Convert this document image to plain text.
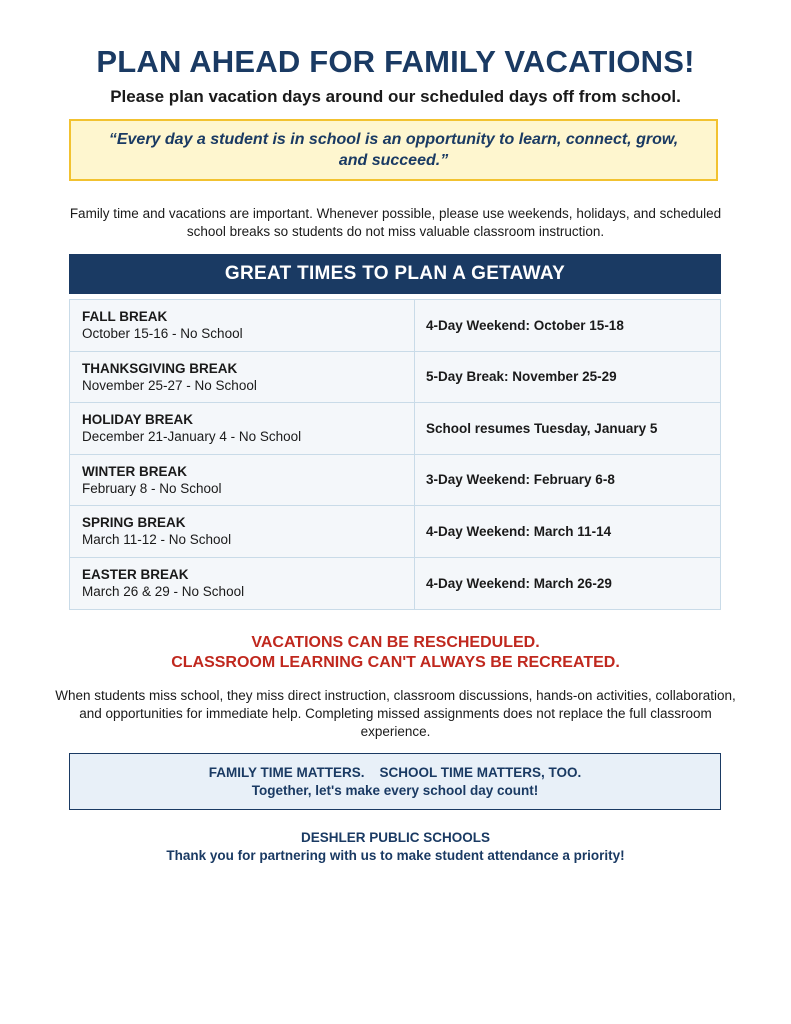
PLAN AHEAD FOR FAMILY VACATIONS!
Please plan vacation days around our scheduled days off from school.
“Every day a student is in school is an opportunity to learn, connect, grow, and succeed.”
Family time and vacations are important. Whenever possible, please use weekends, holidays, and scheduled school breaks so students do not miss valuable classroom instruction.
GREAT TIMES TO PLAN A GETAWAY
FALL BREAK
October 15-16 - No School
4-Day Weekend: October 15-18
THANKSGIVING BREAK
November 25-27 - No School
5-Day Break: November 25-29
HOLIDAY BREAK
December 21-January 4 - No School
School resumes Tuesday, January 5
WINTER BREAK
February 8 - No School
3-Day Weekend: February 6-8
SPRING BREAK
March 11-12 - No School
4-Day Weekend: March 11-14
EASTER BREAK
March 26 & 29 - No School
4-Day Weekend: March 26-29
VACATIONS CAN BE RESCHEDULED.
CLASSROOM LEARNING CAN'T ALWAYS BE RECREATED.
When students miss school, they miss direct instruction, classroom discussions, hands-on activities, collaboration, and opportunities for immediate help. Completing missed assignments does not replace the full classroom experience.
FAMILY TIME MATTERS.    SCHOOL TIME MATTERS, TOO.
Together, let's make every school day count!
DESHLER PUBLIC SCHOOLS
Thank you for partnering with us to make student attendance a priority!
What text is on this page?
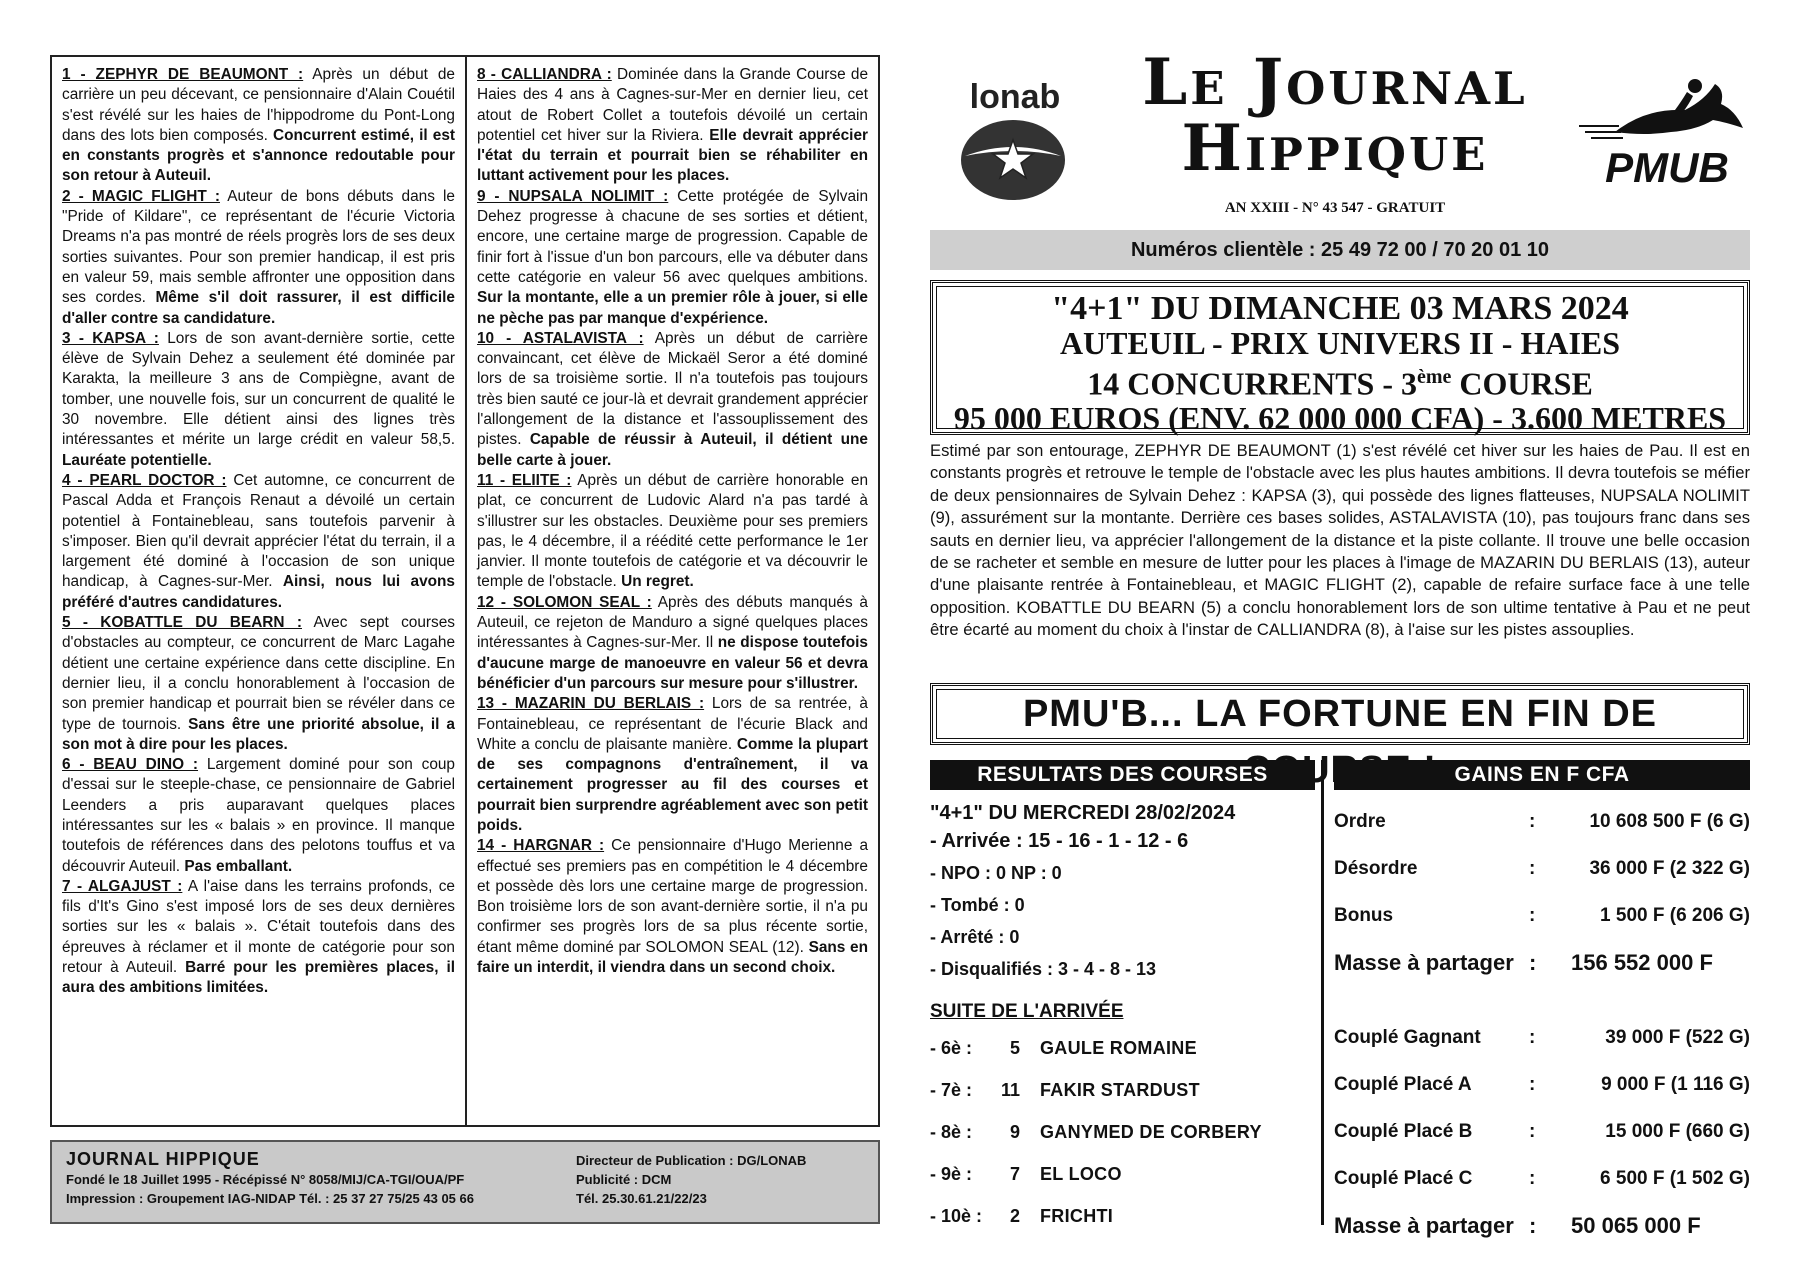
1 - ZEPHYR DE BEAUMONT : Après un début de carrière un peu décevant, ce pensionnaire d'Alain Couétil s'est révélé sur les haies de l'hippodrome du Pont-Long dans des lots bien composés. Concurrent estimé, il est en constants progrès et s'annonce redoutable pour son retour à Auteuil.

2 - MAGIC FLIGHT : Auteur de bons débuts dans le "Pride of Kildare", ce représentant de l'écurie Victoria Dreams n'a pas montré de réels progrès lors de ses deux sorties suivantes. Pour son premier handicap, il est pris en valeur 59, mais semble affronter une opposition dans ses cordes. Même s'il doit rassurer, il est difficile d'aller contre sa candidature.

3 - KAPSA : Lors de son avant-dernière sortie, cette élève de Sylvain Dehez a seulement été dominée par Karakta, la meilleure 3 ans de Compiègne, avant de tomber, une nouvelle fois, sur un concurrent de qualité le 30 novembre. Elle détient ainsi des lignes très intéressantes et mérite un large crédit en valeur 58,5. Lauréate potentielle.

4 - PEARL DOCTOR : Cet automne, ce concurrent de Pascal Adda et François Renaut a dévoilé un certain potentiel à Fontainebleau, sans toutefois parvenir à s'imposer. Bien qu'il devrait apprécier l'état du terrain, il a largement été dominé à l'occasion de son unique handicap, à Cagnes-sur-Mer. Ainsi, nous lui avons préféré d'autres candidatures.

5 - KOBATTLE DU BEARN : Avec sept courses d'obstacles au compteur, ce concurrent de Marc Lagahe détient une certaine expérience dans cette discipline. En dernier lieu, il a conclu honorablement à l'occasion de son premier handicap et pourrait bien se révéler dans ce type de tournois. Sans être une priorité absolue, il a son mot à dire pour les places.

6 - BEAU DINO : Largement dominé pour son coup d'essai sur le steeple-chase, ce pensionnaire de Gabriel Leenders a pris auparavant quelques places intéressantes sur les « balais » en province. Il manque toutefois de références dans des pelotons touffus et va découvrir Auteuil. Pas emballant.

7 - ALGAJUST : A l'aise dans les terrains profonds, ce fils d'It's Gino s'est imposé lors de ses deux dernières sorties sur les « balais ». C'était toutefois dans des épreuves à réclamer et il monte de catégorie pour son retour à Auteuil. Barré pour les premières places, il aura des ambitions limitées.

8 - CALLIANDRA : Dominée dans la Grande Course de Haies des 4 ans à Cagnes-sur-Mer en dernier lieu, cet atout de Robert Collet a toutefois dévoilé un certain potentiel cet hiver sur la Riviera. Elle devrait apprécier l'état du terrain et pourrait bien se réhabiliter en luttant activement pour les places.

9 - NUPSALA NOLIMIT : Cette protégée de Sylvain Dehez progresse à chacune de ses sorties et détient, encore, une certaine marge de progression. Capable de finir fort à l'issue d'un bon parcours, elle va débuter dans cette catégorie en valeur 56 avec quelques ambitions. Sur la montante, elle a un premier rôle à jouer, si elle ne pèche pas par manque d'expérience.

10 - ASTALAVISTA : Après un début de carrière convaincant, cet élève de Mickaël Seror a été dominé lors de sa troisième sortie. Il n'a toutefois pas toujours très bien sauté ce jour-là et devrait grandement apprécier l'allongement de la distance et l'assouplissement des pistes. Capable de réussir à Auteuil, il détient une belle carte à jouer.

11 - ELIITE : Après un début de carrière honorable en plat, ce concurrent de Ludovic Alard n'a pas tardé à s'illustrer sur les obstacles. Deuxième pour ses premiers pas, le 4 décembre, il a réédité cette performance le 1er janvier. Il monte toutefois de catégorie et va découvrir le temple de l'obstacle. Un regret.

12 - SOLOMON SEAL : Après des débuts manqués à Auteuil, ce rejeton de Manduro a signé quelques places intéressantes à Cagnes-sur-Mer. Il ne dispose toutefois d'aucune marge de manoeuvre en valeur 56 et devra bénéficier d'un parcours sur mesure pour s'illustrer.

13 - MAZARIN DU BERLAIS : Lors de sa rentrée, à Fontainebleau, ce représentant de l'écurie Black and White a conclu de plaisante manière. Comme la plupart de ses compagnons d'entraînement, il va certainement progresser au fil des courses et pourrait bien surprendre agréablement avec son petit poids.

14 - HARGNAR : Ce pensionnaire d'Hugo Merienne a effectué ses premiers pas en compétition le 4 décembre et possède dès lors une certaine marge de progression. Bon troisième lors de son avant-dernière sortie, il n'a pu confirmer ses progrès lors de sa plus récente sortie, étant même dominé par SOLOMON SEAL (12). Sans en faire un interdit, il viendra dans un second choix.

JOURNAL HIPPIQUE
Fondé le 18 Juillet 1995 - Récépissé N° 8058/MIJ/CA-TGI/OUA/PF
Impression : Groupement IAG-NIDAP Tél. : 25 37 27 75/25 43 05 66
Directeur de Publication : DG/LONAB
Publicité : DCM
Tél. 25.30.61.21/22/23
lonab	Le Journal
Hippique
AN XXIII - N° 43 547 - GRATUIT
PMUB
Numéros clientèle : 25 49 72 00 / 70 20 01 10
"4+1" DU DIMANCHE 03 MARS 2024
AUTEUIL - PRIX UNIVERS II - HAIES
14 CONCURRENTS - 3ème COURSE
95 000 EUROS (ENV. 62 000 000 CFA) - 3.600 METRES
Estimé par son entourage, ZEPHYR DE BEAUMONT (1) s'est révélé cet hiver sur les haies de Pau. Il est en constants progrès et retrouve le temple de l'obstacle avec les plus hautes ambitions. Il devra toutefois se méfier de deux pensionnaires de Sylvain Dehez : KAPSA (3), qui possède des lignes flatteuses, NUPSALA NOLIMIT (9), assurément sur la montante. Derrière ces bases solides, ASTALAVISTA (10), pas toujours franc dans ses sauts en dernier lieu, va apprécier l'allongement de la distance et la piste collante. Il trouve une belle occasion de se racheter et semble en mesure de lutter pour les places à l'image de MAZARIN DU BERLAIS (13), auteur d'une plaisante rentrée à Fontainebleau, et MAGIC FLIGHT (2), capable de refaire surface face à une telle opposition. KOBATTLE DU BEARN (5) a conclu honorablement lors de son ultime tentative à Pau et ne peut être écarté au moment du choix à l'instar de CALLIANDRA (8), à l'aise sur les pistes assouplies.
PMU'B... LA FORTUNE EN FIN DE COURSE
RESULTATS DES COURSES
"4+1" DU MERCREDI 28/02/2024
- Arrivée : 15 - 16 - 1 - 12 - 6
- NPO : 0 NP : 0
- Tombé : 0
- Arrêté : 0
- Disqualifiés : 3 - 4 - 8 - 13
SUITE DE L'ARRIVÉE
- 6è :	5	GAULE ROMAINE
- 7è :	11	FAKIR STARDUST
- 8è :	9	GANYMED DE CORBERY
- 9è :	7	EL LOCO
- 10è :	2	FRICHTI
GAINS EN F CFA
Ordre	:	10 608 500 F (6 G)
Désordre	:	36 000 F (2 322 G)
Bonus	:	1 500 F (6 206 G)
Masse à partager :	156 552 000 F
Couplé Gagnant	:	39 000 F (522 G)
Couplé Placé A	:	9 000 F (1 116 G)
Couplé Placé B	:	15 000 F (660 G)
Couplé Placé C	:	6 500 F (1 502 G)
Masse à partager :	50 065 000 F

What the task asks = Among the lines of the data, identify those with the word "January". Copy each of them.

Reply to the exercise =
December 21-January 4 - No School
School resumes Tuesday, January 5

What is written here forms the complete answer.